**Exercise brief**
Extract every line that includes the string "Deals".

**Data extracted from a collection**
-- begin --
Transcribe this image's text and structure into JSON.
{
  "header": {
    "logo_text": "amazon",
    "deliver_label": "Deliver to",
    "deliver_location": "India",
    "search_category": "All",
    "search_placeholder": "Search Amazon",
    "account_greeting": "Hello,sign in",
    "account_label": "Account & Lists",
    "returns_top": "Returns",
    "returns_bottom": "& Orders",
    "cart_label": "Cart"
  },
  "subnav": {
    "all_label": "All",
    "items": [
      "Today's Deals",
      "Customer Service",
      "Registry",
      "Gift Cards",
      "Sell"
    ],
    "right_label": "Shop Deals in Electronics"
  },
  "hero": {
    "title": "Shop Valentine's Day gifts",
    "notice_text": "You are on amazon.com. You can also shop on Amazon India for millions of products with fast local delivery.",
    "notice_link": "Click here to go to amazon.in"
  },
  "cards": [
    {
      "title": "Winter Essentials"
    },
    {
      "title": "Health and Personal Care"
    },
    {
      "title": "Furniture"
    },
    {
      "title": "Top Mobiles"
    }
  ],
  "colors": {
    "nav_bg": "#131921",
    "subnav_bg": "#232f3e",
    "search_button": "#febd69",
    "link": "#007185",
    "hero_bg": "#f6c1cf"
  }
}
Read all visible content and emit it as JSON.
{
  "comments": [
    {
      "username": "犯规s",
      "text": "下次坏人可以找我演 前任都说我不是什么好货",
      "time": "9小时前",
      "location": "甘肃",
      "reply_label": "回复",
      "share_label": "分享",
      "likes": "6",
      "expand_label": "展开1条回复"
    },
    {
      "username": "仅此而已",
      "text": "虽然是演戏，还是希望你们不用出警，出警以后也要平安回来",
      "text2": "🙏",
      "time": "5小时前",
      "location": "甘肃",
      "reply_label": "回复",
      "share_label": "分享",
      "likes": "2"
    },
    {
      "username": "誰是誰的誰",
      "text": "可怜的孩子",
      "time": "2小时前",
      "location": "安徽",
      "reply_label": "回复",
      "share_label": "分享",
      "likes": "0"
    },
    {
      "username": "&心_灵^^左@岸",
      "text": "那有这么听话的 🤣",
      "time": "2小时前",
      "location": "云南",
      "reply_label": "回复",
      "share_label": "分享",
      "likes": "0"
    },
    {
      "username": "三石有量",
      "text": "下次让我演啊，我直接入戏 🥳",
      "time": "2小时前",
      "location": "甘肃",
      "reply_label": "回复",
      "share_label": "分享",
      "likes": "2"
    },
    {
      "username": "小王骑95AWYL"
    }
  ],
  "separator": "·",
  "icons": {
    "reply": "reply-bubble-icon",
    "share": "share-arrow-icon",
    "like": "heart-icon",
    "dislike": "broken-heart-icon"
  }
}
-- end --
**Solution**
      "Today's Deals",
    "right_label": "Shop Deals in Electronics"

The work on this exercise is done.